### AVAILABLE DATA
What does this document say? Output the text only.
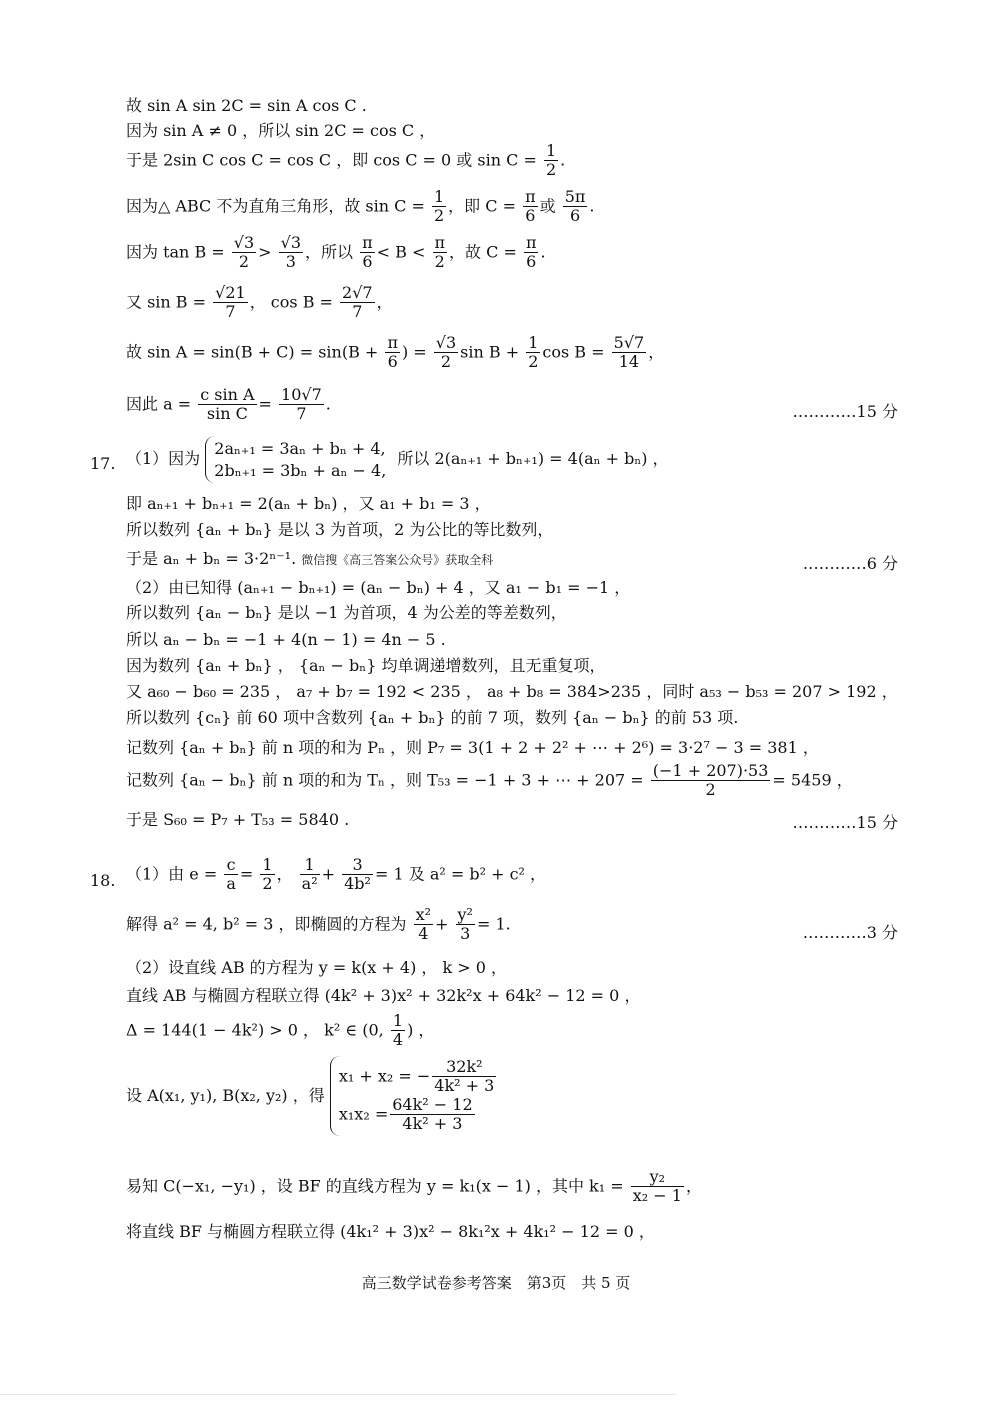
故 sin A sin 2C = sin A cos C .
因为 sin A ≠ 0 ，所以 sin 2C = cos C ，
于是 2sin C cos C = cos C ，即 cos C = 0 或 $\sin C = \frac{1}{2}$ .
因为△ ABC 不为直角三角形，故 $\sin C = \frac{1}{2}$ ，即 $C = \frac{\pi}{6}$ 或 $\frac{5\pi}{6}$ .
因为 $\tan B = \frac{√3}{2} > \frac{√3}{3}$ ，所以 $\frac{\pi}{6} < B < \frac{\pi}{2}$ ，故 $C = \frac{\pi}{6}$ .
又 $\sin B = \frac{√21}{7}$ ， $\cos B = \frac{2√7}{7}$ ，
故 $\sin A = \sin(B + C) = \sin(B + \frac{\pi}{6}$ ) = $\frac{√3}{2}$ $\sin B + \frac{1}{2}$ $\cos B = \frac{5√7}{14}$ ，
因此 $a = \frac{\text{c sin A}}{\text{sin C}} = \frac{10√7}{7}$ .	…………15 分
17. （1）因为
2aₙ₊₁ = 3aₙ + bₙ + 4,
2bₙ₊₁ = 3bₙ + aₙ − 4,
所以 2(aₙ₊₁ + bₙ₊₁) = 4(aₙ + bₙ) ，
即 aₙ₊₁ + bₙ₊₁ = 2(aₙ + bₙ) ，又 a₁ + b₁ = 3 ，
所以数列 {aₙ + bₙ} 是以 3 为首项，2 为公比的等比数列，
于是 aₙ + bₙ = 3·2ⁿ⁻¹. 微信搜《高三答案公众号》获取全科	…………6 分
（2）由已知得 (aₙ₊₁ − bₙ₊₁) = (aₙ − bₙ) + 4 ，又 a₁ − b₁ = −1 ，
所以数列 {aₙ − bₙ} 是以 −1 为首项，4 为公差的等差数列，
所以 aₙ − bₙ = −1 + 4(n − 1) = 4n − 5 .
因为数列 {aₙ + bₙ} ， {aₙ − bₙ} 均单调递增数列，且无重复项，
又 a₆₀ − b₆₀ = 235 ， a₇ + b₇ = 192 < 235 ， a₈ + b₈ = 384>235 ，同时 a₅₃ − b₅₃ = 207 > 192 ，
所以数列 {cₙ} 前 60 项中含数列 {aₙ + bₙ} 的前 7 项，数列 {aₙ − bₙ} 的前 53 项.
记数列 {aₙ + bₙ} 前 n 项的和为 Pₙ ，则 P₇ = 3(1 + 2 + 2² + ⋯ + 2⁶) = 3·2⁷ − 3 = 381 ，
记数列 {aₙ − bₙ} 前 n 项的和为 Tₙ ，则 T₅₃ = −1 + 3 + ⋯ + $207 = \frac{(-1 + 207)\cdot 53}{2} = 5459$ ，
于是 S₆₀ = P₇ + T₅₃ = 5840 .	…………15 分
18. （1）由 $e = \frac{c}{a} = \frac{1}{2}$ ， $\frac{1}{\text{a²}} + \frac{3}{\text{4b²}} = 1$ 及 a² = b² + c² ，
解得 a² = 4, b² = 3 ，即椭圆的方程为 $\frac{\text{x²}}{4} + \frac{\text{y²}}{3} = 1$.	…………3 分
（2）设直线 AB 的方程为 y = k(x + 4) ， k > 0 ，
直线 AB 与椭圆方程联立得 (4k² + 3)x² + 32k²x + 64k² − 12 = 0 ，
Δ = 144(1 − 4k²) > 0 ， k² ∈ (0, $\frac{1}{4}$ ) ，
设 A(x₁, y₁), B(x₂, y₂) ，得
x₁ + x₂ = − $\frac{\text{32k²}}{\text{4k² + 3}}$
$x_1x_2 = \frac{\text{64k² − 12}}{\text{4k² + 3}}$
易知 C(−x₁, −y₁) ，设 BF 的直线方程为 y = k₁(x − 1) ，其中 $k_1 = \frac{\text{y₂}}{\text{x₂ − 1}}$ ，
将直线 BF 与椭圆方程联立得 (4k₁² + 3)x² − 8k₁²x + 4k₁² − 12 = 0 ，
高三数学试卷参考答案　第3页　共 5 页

---

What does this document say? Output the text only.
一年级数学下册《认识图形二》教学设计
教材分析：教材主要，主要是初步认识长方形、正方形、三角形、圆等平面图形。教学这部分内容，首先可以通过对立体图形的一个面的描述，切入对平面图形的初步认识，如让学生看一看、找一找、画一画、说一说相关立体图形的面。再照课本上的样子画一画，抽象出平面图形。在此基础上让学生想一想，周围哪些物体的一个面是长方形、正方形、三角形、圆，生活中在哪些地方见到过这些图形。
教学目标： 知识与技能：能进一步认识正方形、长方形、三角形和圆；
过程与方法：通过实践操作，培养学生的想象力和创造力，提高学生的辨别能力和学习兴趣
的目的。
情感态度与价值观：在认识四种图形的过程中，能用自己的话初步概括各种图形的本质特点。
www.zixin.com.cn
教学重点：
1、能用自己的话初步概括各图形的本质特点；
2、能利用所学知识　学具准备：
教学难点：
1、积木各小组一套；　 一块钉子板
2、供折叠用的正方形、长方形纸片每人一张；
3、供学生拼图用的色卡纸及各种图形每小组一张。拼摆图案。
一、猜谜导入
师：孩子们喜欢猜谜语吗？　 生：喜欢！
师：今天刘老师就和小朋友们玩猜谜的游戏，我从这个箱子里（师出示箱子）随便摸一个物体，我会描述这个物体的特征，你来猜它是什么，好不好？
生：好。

### WHAT IS REQUIRED
State the number of lines in the preceding entries that include the word "所以数列". Provide nothing else.

### EXERCISE ANSWER
3